→ **Exercise brief**:
Find every line with the word "alle". Copy those lines.

-- Start of Data --

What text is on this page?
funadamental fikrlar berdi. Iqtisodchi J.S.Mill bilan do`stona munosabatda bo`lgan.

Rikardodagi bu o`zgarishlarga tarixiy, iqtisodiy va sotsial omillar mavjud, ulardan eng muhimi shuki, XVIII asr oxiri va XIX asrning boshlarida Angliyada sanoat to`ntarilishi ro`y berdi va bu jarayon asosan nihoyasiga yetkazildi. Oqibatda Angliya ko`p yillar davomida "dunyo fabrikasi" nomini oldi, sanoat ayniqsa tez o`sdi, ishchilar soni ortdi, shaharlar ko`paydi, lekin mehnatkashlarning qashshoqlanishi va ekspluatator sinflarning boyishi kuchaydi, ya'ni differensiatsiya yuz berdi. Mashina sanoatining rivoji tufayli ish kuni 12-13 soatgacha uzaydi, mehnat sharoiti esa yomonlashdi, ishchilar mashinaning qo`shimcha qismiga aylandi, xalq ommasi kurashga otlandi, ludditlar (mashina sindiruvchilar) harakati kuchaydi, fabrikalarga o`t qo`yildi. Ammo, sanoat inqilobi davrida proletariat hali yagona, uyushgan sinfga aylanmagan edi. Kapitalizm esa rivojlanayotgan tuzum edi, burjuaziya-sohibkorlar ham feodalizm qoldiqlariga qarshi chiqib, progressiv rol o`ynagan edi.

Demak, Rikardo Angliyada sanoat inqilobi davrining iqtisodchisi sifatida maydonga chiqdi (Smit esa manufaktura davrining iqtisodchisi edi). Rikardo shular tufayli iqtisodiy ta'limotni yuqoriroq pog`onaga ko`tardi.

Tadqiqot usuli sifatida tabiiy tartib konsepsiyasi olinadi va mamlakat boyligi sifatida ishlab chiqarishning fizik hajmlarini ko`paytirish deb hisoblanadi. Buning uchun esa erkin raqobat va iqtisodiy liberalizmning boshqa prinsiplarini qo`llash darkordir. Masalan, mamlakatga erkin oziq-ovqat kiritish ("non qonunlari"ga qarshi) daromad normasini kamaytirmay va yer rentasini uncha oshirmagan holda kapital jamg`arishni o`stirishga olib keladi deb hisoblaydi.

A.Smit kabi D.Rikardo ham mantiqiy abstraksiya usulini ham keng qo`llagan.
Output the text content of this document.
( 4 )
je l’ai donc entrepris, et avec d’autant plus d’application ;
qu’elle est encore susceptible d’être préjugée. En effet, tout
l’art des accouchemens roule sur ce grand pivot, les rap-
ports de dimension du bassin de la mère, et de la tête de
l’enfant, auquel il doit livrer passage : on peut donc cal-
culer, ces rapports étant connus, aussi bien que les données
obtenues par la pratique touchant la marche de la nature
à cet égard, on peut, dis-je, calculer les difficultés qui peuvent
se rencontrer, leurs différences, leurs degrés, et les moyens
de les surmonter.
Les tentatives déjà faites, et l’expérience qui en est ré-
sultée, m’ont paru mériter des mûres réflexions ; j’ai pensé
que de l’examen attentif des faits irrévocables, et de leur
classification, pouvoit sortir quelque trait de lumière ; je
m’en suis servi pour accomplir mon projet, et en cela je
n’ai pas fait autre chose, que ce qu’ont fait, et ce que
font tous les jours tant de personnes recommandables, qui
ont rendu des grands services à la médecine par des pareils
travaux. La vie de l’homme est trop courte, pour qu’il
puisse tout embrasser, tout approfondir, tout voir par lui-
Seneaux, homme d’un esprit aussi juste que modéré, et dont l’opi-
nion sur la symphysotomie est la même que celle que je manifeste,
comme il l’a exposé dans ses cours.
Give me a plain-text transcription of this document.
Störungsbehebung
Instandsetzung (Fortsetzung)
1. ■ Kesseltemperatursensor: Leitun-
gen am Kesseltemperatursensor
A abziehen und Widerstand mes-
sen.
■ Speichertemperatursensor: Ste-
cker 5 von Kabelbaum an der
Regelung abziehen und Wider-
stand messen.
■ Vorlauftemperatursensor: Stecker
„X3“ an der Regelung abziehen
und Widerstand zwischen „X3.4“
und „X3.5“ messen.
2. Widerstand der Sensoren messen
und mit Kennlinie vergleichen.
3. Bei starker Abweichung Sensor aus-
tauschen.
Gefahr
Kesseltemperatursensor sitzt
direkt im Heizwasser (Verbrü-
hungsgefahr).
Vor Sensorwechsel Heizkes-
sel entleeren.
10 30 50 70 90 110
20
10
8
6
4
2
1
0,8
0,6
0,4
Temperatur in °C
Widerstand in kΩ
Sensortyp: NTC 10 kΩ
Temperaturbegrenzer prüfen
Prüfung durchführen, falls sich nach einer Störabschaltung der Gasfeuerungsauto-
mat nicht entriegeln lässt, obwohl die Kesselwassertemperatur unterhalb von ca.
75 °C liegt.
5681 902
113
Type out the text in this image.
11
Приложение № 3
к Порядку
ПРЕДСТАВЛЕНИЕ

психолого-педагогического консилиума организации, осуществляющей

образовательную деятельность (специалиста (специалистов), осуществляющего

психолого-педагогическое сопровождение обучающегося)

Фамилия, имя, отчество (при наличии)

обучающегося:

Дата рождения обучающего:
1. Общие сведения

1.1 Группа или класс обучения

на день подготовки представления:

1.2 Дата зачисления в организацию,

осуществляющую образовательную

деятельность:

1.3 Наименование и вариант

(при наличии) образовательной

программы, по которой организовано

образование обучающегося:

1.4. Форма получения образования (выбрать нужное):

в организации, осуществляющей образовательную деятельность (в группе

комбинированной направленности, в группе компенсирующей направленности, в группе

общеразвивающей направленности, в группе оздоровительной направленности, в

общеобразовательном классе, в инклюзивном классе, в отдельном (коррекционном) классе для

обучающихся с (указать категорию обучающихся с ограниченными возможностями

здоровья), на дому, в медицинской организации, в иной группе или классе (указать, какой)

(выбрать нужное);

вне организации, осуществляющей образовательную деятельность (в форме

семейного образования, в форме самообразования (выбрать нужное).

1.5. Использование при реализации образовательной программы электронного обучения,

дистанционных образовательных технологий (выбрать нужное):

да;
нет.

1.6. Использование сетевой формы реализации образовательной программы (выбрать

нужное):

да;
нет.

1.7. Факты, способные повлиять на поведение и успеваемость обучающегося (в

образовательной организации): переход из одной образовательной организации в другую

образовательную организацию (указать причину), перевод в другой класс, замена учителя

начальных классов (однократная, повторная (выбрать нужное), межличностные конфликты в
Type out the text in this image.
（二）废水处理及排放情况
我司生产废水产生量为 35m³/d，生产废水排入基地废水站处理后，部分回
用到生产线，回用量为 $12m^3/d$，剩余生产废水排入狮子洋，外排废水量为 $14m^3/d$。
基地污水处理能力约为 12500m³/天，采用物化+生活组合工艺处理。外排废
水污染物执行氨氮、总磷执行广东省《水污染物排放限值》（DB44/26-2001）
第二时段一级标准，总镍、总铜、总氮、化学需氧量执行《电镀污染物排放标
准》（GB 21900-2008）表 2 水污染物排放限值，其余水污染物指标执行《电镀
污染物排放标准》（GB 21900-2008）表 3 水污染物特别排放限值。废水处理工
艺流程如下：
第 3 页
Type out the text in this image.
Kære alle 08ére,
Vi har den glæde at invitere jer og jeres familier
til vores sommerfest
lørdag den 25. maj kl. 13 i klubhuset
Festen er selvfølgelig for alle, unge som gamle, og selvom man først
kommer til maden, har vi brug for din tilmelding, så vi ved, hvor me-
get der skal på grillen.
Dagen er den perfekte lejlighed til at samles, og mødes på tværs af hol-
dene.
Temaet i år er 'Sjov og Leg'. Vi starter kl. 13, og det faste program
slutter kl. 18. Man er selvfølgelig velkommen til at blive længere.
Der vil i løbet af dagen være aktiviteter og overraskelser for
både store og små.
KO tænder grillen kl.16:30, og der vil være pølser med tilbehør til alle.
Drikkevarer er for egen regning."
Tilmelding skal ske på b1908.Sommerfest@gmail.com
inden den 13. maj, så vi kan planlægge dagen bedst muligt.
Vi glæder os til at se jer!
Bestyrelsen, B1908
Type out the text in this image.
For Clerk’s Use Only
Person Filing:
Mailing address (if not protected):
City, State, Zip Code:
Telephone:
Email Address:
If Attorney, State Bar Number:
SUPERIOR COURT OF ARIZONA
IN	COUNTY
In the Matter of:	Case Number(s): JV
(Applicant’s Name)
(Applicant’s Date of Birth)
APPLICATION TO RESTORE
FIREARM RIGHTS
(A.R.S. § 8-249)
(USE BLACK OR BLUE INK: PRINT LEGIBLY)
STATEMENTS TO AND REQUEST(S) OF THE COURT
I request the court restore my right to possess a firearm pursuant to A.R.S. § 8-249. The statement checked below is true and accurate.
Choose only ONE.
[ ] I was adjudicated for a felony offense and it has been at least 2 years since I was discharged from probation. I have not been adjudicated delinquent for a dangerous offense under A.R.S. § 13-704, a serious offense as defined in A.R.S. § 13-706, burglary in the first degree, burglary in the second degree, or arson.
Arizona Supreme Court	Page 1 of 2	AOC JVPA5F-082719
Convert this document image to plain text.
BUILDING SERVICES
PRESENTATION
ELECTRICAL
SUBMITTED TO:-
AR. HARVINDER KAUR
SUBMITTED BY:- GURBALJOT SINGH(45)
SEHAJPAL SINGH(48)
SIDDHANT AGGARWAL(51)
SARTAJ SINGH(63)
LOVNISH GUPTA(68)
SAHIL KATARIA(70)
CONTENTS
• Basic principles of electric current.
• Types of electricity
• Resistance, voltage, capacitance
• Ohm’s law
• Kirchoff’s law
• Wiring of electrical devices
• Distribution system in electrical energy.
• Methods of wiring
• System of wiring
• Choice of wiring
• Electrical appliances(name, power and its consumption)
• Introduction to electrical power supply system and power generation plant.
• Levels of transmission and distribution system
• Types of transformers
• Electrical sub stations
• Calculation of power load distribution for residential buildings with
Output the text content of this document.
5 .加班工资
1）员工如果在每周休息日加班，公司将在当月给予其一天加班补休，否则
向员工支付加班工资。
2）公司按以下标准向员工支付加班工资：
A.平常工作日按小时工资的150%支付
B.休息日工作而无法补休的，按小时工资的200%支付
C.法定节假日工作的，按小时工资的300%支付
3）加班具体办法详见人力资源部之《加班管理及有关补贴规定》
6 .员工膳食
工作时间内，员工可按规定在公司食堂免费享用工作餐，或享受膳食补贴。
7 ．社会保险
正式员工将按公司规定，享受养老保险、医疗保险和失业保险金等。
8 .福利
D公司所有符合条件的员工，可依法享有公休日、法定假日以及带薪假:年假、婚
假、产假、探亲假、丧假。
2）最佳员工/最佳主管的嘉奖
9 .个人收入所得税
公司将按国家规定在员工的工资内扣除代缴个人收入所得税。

-- End of Data --

→ **Task solution**:
Kære alle 08ére,
Festen er selvfølgelig for alle, unge som gamle, og selvom man først
KO tænder grillen kl.16:30, og der vil være pølser med tilbehør til alle.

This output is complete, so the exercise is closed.